Assigned task:
Carry on with the college football rankings commentary, starting after its final sentence.

Page excerpt:
Utah was already a bounce-back candidate based on just how badly they got hit by the injury bug last season. If the new offense is clicking like this, and the Utes are healthy, they're as physically imposing as any team in the Big 12 and a legitimate College Football Playoff threat; beating the snot out of bad teams on the road is the stuff that great teams do, and was a more impressive statement than several of the teams ahead of them in this week's poll.

Indiana is lucky to even be ranked at No. 23

Speaking of one of those teams: I'm very much still on the Curt Cignetti bandwagon, but it's a bit puzzling to me that Indiana remains ranked after Week 1. To be clear, the box score of the Hoosiers' 27-13 win over Old Dominion on Saturday is one of the most misleading you'll ever see: Monarchs QB Colton Joseph ripped off TDs of 75 and 78 yards — the latter of which came in the fourth quarter with the game already out of reach — and outside of that, ODU averaged under four yards per play. The outcome here never felt remotely in doubt.

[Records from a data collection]
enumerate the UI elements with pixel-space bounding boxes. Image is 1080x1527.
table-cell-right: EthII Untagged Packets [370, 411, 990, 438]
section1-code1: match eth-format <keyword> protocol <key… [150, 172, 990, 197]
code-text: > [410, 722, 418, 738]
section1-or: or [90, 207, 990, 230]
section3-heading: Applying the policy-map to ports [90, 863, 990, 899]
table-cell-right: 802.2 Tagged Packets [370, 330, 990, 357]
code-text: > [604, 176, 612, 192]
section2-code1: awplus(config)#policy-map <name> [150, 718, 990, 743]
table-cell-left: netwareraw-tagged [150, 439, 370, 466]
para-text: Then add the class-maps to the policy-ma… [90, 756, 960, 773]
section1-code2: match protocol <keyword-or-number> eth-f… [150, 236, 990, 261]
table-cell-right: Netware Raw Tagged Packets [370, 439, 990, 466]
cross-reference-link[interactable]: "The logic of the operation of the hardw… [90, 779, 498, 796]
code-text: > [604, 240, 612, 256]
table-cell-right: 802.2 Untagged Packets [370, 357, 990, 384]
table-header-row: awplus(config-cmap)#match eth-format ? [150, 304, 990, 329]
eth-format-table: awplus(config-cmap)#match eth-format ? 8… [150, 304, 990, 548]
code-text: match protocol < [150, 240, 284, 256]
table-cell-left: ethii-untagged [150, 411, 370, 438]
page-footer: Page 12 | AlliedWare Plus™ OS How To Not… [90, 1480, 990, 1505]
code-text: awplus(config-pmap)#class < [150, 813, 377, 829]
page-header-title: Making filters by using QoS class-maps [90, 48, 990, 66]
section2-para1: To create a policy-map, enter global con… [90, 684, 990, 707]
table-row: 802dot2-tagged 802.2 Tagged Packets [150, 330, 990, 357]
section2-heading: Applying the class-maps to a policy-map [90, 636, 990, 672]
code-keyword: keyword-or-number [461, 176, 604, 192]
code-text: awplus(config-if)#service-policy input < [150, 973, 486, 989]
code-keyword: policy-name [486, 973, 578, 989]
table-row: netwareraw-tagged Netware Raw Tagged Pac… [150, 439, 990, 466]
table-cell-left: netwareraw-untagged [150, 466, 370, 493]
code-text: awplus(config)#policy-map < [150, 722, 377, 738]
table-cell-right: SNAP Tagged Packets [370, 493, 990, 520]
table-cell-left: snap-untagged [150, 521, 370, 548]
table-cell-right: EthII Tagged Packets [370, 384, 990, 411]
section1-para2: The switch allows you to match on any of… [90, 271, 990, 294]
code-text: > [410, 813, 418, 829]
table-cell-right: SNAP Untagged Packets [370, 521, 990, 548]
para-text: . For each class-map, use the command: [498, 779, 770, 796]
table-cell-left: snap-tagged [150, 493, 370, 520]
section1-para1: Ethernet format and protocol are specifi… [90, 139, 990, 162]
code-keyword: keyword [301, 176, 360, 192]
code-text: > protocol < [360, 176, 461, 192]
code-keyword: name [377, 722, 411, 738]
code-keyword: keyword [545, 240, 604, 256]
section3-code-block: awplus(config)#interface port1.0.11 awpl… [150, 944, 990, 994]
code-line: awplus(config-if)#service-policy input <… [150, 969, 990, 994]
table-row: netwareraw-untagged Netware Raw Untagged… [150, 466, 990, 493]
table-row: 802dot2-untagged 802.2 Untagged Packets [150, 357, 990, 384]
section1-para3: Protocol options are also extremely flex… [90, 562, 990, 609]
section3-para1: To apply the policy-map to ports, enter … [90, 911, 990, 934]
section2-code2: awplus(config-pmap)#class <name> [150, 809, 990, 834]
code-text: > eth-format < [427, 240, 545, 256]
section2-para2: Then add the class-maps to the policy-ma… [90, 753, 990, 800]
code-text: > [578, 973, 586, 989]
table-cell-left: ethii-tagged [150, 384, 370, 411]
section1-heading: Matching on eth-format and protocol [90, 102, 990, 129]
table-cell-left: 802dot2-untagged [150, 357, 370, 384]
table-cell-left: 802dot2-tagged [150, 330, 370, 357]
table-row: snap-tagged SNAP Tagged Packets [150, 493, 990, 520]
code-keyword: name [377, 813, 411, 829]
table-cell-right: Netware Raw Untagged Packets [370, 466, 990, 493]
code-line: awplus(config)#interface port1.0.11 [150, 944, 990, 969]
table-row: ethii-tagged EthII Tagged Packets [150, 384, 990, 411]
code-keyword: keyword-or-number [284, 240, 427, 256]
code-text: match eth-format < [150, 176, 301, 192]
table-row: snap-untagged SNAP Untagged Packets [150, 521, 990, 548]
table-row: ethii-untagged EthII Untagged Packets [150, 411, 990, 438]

Output for this exercise:
At the same time, it was hardly the most auspicious debut for QB Fernando Mendoza and a new-look Hoosiers offense. They kept things churning on the ground for the most part, but that has as much to do with the level of competition as anything else. Maybe they were just keeping it in second gear so as not to reveal anything when they didn't have to, but for a team we had some questions about entering the season, Week 1 didn't do a whole lot to answer them. Considering how well the two teams behind them, Utah and Texas Tech, played — plus still-unranked teams like TCU, Georgia Tech and Auburn which scored road wins over P4 teams — it's a bit of a head-scratcher.

Tennessee outplayed its No. 22 ranking on Saturday

Everyone was busy fretting over the offseason departure of Nico Iamaleava, but the dirty secret is that for all his physical gifts, the former five-star left a bunch of plays on the field for the Vols last season. Joey Aguilar doesn't have the big frame or the rocket arm, but he does bring more consistency to the table — and when you're built through the trenches like Tennessee is at this point in the Josh Heupel era, consistency at quarterback is really all you need.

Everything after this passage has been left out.